START Text passage

Ever try to describe a dream to someone?
Maybe you just had the most fascinating, exhilarating, deliriously fun dream that took you places you never knew existed (because they don’t), and you so badly want to share that experience with someone else. That someone else will never understand, will they?
“I was riding on a unicorn in China, but like on a giant map where it actually said China under the feet of the unicorn, which feet were covered in rainbow feathers for some reason, and then this voluptuous supermodel holding chocolate-peanut butter chess pie walked from Europe, which was a forest for some reason, and booming hip-hop was playing and …”
Your listener is busy making mental grocery lists by this point.

Well, that’s what describing Crime Buster Blast-Off 3000 is like. Here, I’ll show you.
It’s the year 3000. Everyone lives in a computer, I think. Buster Blast is the last rock band on earth, but the pig-like computer virus Porker Chomper is out to eat up all the data. People eat human meat and drink dolphin milk. There are five actors, but one of them is a doll.
At the open, everyone is wearing velour tracksuits. At the end, more revealing costumes appear. The band is made of Tobby (the hyper-energetic Ian McDermott), The Loaf (the shameless Matt Haggerty), Emperor Gungo ( the often-crying Mason Trappio), The Chief (Alex Zito, who later asks everyone to drink his blood and share in his body) and finally the love interest Velveeta (played by a stunning doll).
Here’s a line that feels pretty normal in the context of this variety show: “If you’re gonna yank my chain, you might as well yank my teeth, and if you’re gonna yank my teeth, you might as well yank my dick clean off! ‘Cause you scared me back there.”
Here’s another: “Are you in a coma? Are we in a coma?!”
Another: “Is this what starvation feels like or is this just puberty?”

Crime Buster Blast-Off 3000
by Ian McDermott, Mason Trappio, Matt Hagerty and Francesca Blume
70 minutes
at Gearbox
1021 7th Street NW 3rd Floor
Washington, DC, 20001
Details and tickets
It’s breathless, bulging, irreverent, unfocusedly focused, energetic, terrifying, impossible to describe and, most of all, hilarious. I’m still not sure if I left at the end, before the end or after the end. No one involved seemed to either. I’m not sure if the mistakes (“Is this even in the script?”) were purposeful or mistakes. I haven’t the slightest idea what I watched for an hour. But I cracked up laughing the entire time doing so.
This is absurdity in comedy taken to the next level. There are songs, masks, the appearance of God and velour tracksuits. If you demand more than that, this isn’t the show for you. If you want to see what most theatre-goers would call a show, with plot and characters and, you know, conclusions (or at least a clear point when the show is over), this isn’t for you.
If you want Andy Kaufman-like absurdity where the joke is as much on the audience and the idea of a play as it is on the Porker Chomper, then saddle up.
One way or another, it’s a hell of a ride.

END Text passage

Your tasks –
1 > Turn the paragraph of the review that starts "It’s the year 3000." into a short bulleted list of its main facts.
2 > From the review, extract the passage that begins at the words "This is absurdity" and stops after "hell of a ride.".
The data after this point is separate from the review.

START Study material

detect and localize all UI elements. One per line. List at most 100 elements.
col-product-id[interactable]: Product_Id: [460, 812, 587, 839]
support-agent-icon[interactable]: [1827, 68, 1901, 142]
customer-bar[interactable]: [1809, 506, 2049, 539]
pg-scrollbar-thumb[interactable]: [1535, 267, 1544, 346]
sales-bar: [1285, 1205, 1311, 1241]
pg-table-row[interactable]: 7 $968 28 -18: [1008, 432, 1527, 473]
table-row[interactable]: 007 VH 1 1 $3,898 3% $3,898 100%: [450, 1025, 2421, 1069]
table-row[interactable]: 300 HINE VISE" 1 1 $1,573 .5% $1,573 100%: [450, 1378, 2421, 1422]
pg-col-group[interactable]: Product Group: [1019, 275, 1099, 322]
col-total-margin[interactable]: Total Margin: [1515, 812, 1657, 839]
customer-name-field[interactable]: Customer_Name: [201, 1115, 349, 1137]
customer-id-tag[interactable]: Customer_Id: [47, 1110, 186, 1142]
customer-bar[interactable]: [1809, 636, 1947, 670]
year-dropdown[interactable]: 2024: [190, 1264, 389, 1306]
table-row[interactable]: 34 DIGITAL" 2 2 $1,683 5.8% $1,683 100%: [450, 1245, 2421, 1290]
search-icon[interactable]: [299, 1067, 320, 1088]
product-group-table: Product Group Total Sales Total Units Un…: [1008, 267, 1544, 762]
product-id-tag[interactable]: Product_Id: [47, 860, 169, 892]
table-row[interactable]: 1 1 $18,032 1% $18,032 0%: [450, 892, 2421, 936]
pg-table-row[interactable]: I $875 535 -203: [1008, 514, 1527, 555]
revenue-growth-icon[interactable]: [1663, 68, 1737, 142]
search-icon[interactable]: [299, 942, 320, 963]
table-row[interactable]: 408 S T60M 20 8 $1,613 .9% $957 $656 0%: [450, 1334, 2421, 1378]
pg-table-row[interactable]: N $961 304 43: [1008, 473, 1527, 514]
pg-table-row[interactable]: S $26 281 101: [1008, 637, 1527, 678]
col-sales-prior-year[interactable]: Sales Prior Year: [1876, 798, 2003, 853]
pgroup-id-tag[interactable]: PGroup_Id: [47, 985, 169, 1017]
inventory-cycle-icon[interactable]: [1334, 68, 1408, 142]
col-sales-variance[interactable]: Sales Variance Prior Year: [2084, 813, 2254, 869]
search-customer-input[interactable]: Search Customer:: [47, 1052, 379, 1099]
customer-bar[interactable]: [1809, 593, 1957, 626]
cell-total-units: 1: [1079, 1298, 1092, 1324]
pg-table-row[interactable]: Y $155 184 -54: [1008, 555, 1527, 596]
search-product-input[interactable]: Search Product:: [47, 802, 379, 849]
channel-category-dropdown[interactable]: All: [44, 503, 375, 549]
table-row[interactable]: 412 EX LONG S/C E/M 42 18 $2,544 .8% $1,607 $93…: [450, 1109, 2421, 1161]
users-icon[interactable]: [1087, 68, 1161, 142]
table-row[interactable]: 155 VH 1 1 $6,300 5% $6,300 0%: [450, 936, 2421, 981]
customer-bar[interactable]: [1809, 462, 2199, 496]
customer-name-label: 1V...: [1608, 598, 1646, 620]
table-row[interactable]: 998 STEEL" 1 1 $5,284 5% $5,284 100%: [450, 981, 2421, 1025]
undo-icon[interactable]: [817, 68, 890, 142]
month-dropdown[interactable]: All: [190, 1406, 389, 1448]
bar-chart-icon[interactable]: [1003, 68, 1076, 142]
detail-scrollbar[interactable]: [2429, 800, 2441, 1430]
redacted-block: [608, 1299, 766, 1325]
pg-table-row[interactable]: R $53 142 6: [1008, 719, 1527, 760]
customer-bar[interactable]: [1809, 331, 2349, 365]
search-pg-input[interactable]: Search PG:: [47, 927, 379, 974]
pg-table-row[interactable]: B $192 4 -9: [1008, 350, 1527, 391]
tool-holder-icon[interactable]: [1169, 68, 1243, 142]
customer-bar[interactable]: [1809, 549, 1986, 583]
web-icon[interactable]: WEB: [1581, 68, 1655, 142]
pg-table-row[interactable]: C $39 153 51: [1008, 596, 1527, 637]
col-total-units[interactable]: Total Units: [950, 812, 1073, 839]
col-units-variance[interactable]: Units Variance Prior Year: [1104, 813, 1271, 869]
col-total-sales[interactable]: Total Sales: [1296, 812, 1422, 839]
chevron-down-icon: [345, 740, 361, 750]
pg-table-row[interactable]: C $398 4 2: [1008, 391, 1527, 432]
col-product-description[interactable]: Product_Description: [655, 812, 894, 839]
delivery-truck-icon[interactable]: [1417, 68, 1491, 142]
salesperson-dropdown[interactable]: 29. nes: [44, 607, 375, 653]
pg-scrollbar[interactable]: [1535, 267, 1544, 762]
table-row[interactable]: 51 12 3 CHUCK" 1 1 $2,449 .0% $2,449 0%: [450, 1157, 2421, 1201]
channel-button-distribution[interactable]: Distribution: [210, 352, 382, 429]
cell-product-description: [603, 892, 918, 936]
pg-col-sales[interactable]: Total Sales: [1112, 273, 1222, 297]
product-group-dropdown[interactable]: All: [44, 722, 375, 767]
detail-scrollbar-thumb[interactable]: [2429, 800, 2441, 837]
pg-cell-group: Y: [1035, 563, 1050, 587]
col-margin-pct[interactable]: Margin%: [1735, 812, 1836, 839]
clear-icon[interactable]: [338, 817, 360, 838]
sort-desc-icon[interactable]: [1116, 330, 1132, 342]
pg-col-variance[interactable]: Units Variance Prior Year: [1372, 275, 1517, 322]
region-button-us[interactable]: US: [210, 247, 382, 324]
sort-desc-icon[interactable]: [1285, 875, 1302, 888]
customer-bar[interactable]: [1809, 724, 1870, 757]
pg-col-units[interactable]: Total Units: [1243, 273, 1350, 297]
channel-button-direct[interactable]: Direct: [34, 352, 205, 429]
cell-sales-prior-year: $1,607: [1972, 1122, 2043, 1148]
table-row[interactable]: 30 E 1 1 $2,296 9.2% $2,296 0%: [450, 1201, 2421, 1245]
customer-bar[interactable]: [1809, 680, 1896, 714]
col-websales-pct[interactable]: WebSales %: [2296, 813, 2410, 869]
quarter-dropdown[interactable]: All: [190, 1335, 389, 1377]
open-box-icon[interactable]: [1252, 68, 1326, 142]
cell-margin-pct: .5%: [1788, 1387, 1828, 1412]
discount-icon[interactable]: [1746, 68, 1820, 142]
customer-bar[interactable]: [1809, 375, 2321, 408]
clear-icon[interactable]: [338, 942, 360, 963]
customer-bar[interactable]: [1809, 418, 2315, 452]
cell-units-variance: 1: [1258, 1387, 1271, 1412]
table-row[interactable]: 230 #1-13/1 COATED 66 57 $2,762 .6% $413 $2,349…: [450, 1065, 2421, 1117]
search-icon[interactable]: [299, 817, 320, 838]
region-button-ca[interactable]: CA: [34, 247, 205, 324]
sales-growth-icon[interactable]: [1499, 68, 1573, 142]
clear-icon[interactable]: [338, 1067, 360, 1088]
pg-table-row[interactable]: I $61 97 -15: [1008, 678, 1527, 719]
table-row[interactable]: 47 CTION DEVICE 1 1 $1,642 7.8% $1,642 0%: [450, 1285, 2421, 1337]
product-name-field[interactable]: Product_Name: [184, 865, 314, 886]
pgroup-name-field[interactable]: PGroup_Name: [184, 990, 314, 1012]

END Study material

Task-by-task solutions –
1 >
- The show is set in the year 3000, when everyone seems to live in a computer.
- Buster Blast is the last rock band on earth.
- Porker Chomper, a pig-like computer virus, is out to eat up all the data.
- People eat human meat and drink dolphin milk.
- There are five actors, and one of them is a doll.

2 >
This is absurdity in comedy taken to the next level. There are songs, masks, the appearance of God and velour tracksuits. If you demand more than that, this isn’t the show for you. If you want to see what most theatre-goers would call a show, with plot and characters and, you know, conclusions (or at least a clear point when the show is over), this isn’t for you.
If you want Andy Kaufman-like absurdity where the joke is as much on the audience and the idea of a play as it is on the Porker Chomper, then saddle up.
One way or another, it’s a hell of a ride.